# Aim of the exercise:
Look for the string "podczas" in the lines and copy each line that has it.

# Data records:

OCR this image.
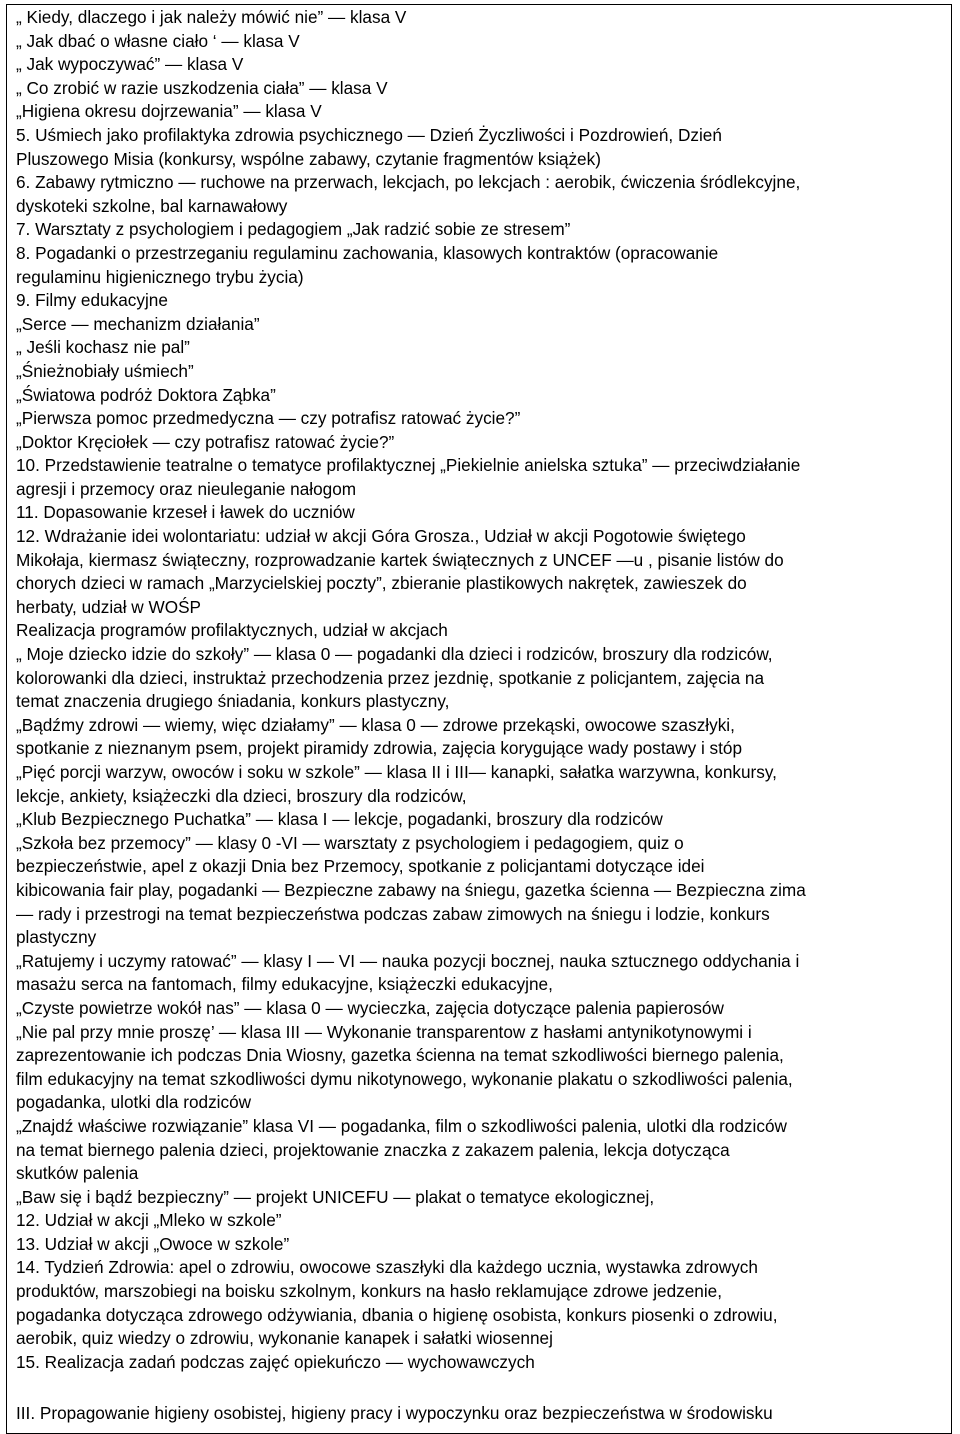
„ Kiedy, dlaczego i jak należy mówić nie” — klasa V
„ Jak dbać o własne ciało ‘ — klasa V
„ Jak wypoczywać” — klasa V
„ Co zrobić w razie uszkodzenia ciała” — klasa V
„Higiena okresu dojrzewania” — klasa V
5. Uśmiech jako profilaktyka zdrowia psychicznego — Dzień Życzliwości i Pozdrowień, Dzień
Pluszowego Misia (konkursy, wspólne zabawy, czytanie fragmentów książek)
6. Zabawy rytmiczno — ruchowe na przerwach, lekcjach, po lekcjach : aerobik, ćwiczenia śródlekcyjne,
dyskoteki szkolne, bal karnawałowy
7. Warsztaty z psychologiem i pedagogiem „Jak radzić sobie ze stresem”
8. Pogadanki o przestrzeganiu regulaminu zachowania, klasowych kontraktów (opracowanie
regulaminu higienicznego trybu życia)
9. Filmy edukacyjne
„Serce — mechanizm działania”
„ Jeśli kochasz nie pal”
„Śnieżnobiały uśmiech”
„Światowa podróż Doktora Ząbka”
„Pierwsza pomoc przedmedyczna — czy potrafisz ratować życie?”
„Doktor Kręciołek — czy potrafisz ratować życie?”
10. Przedstawienie teatralne o tematyce profilaktycznej „Piekielnie anielska sztuka” — przeciwdziałanie
agresji i przemocy oraz nieuleganie nałogom
11. Dopasowanie krzeseł i ławek do uczniów
12. Wdrażanie idei wolontariatu: udział w akcji Góra Grosza., Udział w akcji Pogotowie świętego
Mikołaja, kiermasz świąteczny, rozprowadzanie kartek świątecznych z UNCEF —u , pisanie listów do
chorych dzieci w ramach „Marzycielskiej poczty”, zbieranie plastikowych nakrętek, zawieszek do
herbaty, udział w WOŚP
Realizacja programów profilaktycznych, udział w akcjach
„ Moje dziecko idzie do szkoły” — klasa 0 — pogadanki dla dzieci i rodziców, broszury dla rodziców,
kolorowanki dla dzieci, instruktaż przechodzenia przez jezdnię, spotkanie z policjantem, zajęcia na
temat znaczenia drugiego śniadania, konkurs plastyczny,
„Bądźmy zdrowi — wiemy, więc działamy” — klasa 0 — zdrowe przekąski, owocowe szaszłyki,
spotkanie z nieznanym psem, projekt piramidy zdrowia, zajęcia korygujące wady postawy i stóp
„Pięć porcji warzyw, owoców i soku w szkole” — klasa II i III— kanapki, sałatka warzywna, konkursy,
lekcje, ankiety, książeczki dla dzieci, broszury dla rodziców,
„Klub Bezpiecznego Puchatka” — klasa I — lekcje, pogadanki, broszury dla rodziców
„Szkoła bez przemocy” — klasy 0 -VI — warsztaty z psychologiem i pedagogiem, quiz o
bezpieczeństwie, apel z okazji Dnia bez Przemocy, spotkanie z policjantami dotyczące idei
kibicowania fair play, pogadanki — Bezpieczne zabawy na śniegu, gazetka ścienna — Bezpieczna zima
— rady i przestrogi na temat bezpieczeństwa podczas zabaw zimowych na śniegu i lodzie, konkurs
plastyczny
„Ratujemy i uczymy ratować” — klasy I — VI — nauka pozycji bocznej, nauka sztucznego oddychania i
masażu serca na fantomach, filmy edukacyjne, książeczki edukacyjne,
„Czyste powietrze wokół nas” — klasa 0 — wycieczka, zajęcia dotyczące palenia papierosów
„Nie pal przy mnie proszę’ — klasa III — Wykonanie transparentow z hasłami antynikotynowymi i
zaprezentowanie ich podczas Dnia Wiosny, gazetka ścienna na temat szkodliwości biernego palenia,
film edukacyjny na temat szkodliwości dymu nikotynowego, wykonanie plakatu o szkodliwości palenia,
pogadanka, ulotki dla rodziców
„Znajdź właściwe rozwiązanie” klasa VI — pogadanka, film o szkodliwości palenia, ulotki dla rodziców
na temat biernego palenia dzieci, projektowanie znaczka z zakazem palenia, lekcja dotycząca
skutków palenia
„Baw się i bądź bezpieczny” — projekt UNICEFU — plakat o tematyce ekologicznej,
12. Udział w akcji „Mleko w szkole”
13. Udział w akcji „Owoce w szkole”
14. Tydzień Zdrowia: apel o zdrowiu, owocowe szaszłyki dla każdego ucznia, wystawka zdrowych
produktów, marszobiegi na boisku szkolnym, konkurs na hasło reklamujące zdrowe jedzenie,
pogadanka dotycząca zdrowego odżywiania, dbania o higienę osobista, konkurs piosenki o zdrowiu,
aerobik, quiz wiedzy o zdrowiu, wykonanie kanapek i sałatki wiosennej
15. Realizacja zadań podczas zajęć opiekuńczo — wychowawczych
III. Propagowanie higieny osobistej, higieny pracy i wypoczynku oraz bezpieczeństwa w środowisku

# The output:
— rady i przestrogi na temat bezpieczeństwa podczas zabaw zimowych na śniegu i lodzie, konkurs
zaprezentowanie ich podczas Dnia Wiosny, gazetka ścienna na temat szkodliwości biernego palenia,
15. Realizacja zadań podczas zajęć opiekuńczo — wychowawczych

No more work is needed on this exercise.